**Dataset entries**
[BEGIN]
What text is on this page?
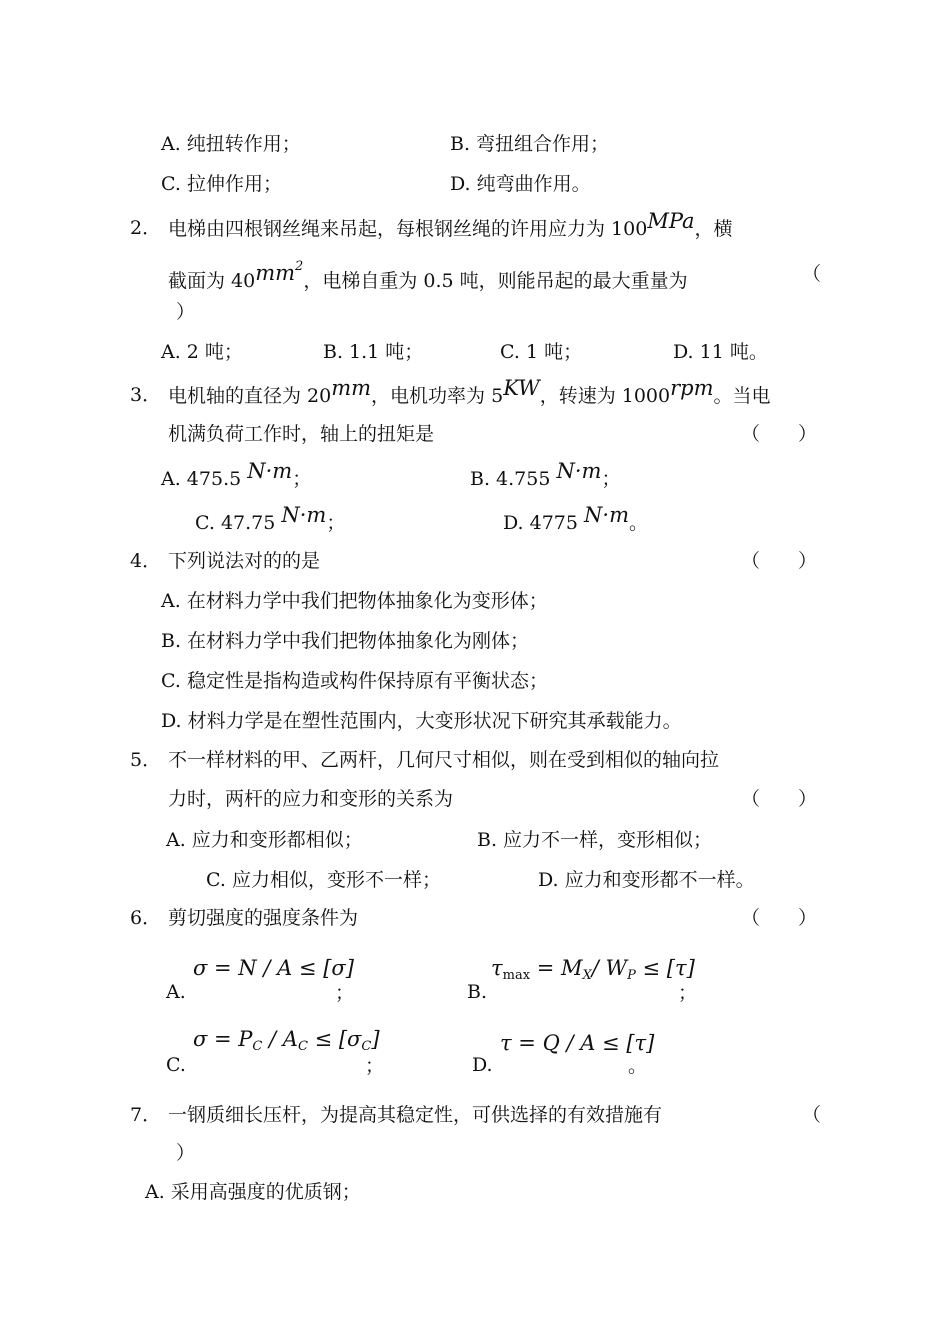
A. 纯扭转作用；	B. 弯扭组合作用；
C. 拉伸作用；	D. 纯弯曲作用。
2． 电梯由四根钢丝绳来吊起，每根钢丝绳的许用应力为 100MPa，横
截面为 $40mm^2$，电梯自重为 0.5 吨，则能吊起的最大重量为	（
）
A. 2 吨；	B. 1.1 吨；	C. 1 吨；	D. 11 吨。
3． 电机轴的直径为 20mm，电机功率为 5KW，转速为 1000rpm。当电
机满负荷工作时，轴上的扭矩是	（　　）
A. 475.5 N·m；	B. 4.755 N·m；
C. 47.75 N·m；	D. 4775 N·m。
4． 下列说法对的的是	（　　）
A. 在材料力学中我们把物体抽象化为变形体；
B. 在材料力学中我们把物体抽象化为刚体；
C. 稳定性是指构造或构件保持原有平衡状态；
D. 材料力学是在塑性范围内，大变形状况下研究其承载能力。
5． 不一样材料的甲、乙两杆，几何尺寸相似，则在受到相似的轴向拉
力时，两杆的应力和变形的关系为	（　　）
A. 应力和变形都相似；	B. 应力不一样，变形相似；
C. 应力相似，变形不一样；	D. 应力和变形都不一样。
6． 剪切强度的强度条件为	（　　）
A.
σ = N / A ≤ [σ]
；	B.
$\tau\max = M_X/$ $W_P \le [\tau]$
；
C.
$\sigma = P_C / A_C \le [\sigma_C]$
；	D.
τ = Q / A ≤ [τ]
。
7． 一钢质细长压杆，为提高其稳定性，可供选择的有效措施有	（
）
A. 采用高强度的优质钢；
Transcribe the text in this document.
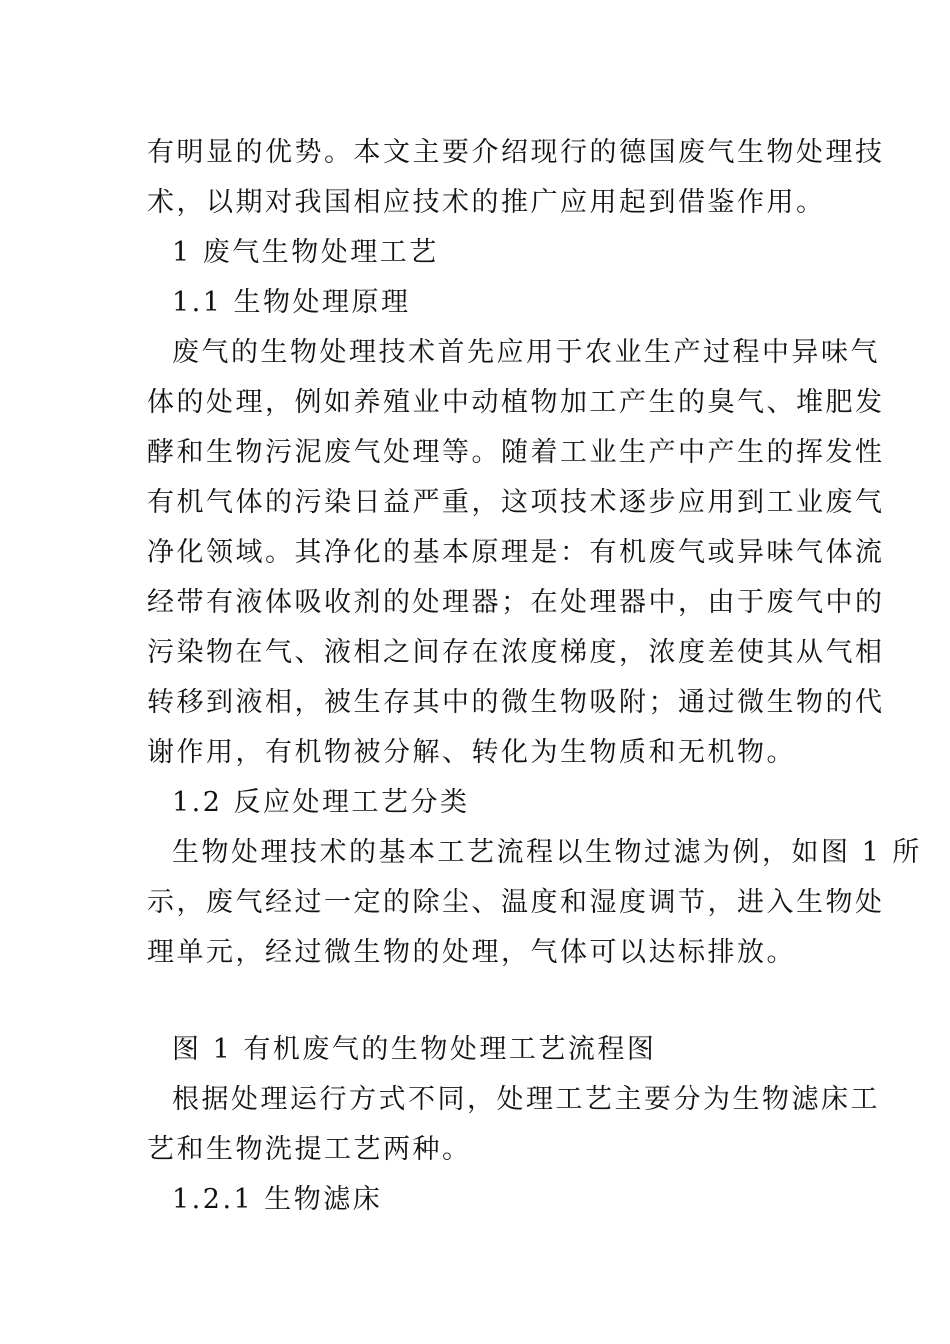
有明显的优势。本文主要介绍现行的德国废气生物处理技
术，以期对我国相应技术的推广应用起到借鉴作用。
1 废气生物处理工艺
1.1 生物处理原理
废气的生物处理技术首先应用于农业生产过程中异味气
体的处理，例如养殖业中动植物加工产生的臭气、堆肥发
酵和生物污泥废气处理等。随着工业生产中产生的挥发性
有机气体的污染日益严重，这项技术逐步应用到工业废气
净化领域。其净化的基本原理是：有机废气或异味气体流
经带有液体吸收剂的处理器；在处理器中，由于废气中的
污染物在气、液相之间存在浓度梯度，浓度差使其从气相
转移到液相，被生存其中的微生物吸附；通过微生物的代
谢作用，有机物被分解、转化为生物质和无机物。
1.2 反应处理工艺分类
生物处理技术的基本工艺流程以生物过滤为例，如图 1 所
示，废气经过一定的除尘、温度和湿度调节，进入生物处
理单元，经过微生物的处理，气体可以达标排放。
图 1 有机废气的生物处理工艺流程图
根据处理运行方式不同，处理工艺主要分为生物滤床工
艺和生物洗提工艺两种。
1.2.1 生物滤床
[END]
**Task objective**
Identify and copy lines that hold the string "text".

**Task response**
What text is on this page?
Transcribe the text in this document.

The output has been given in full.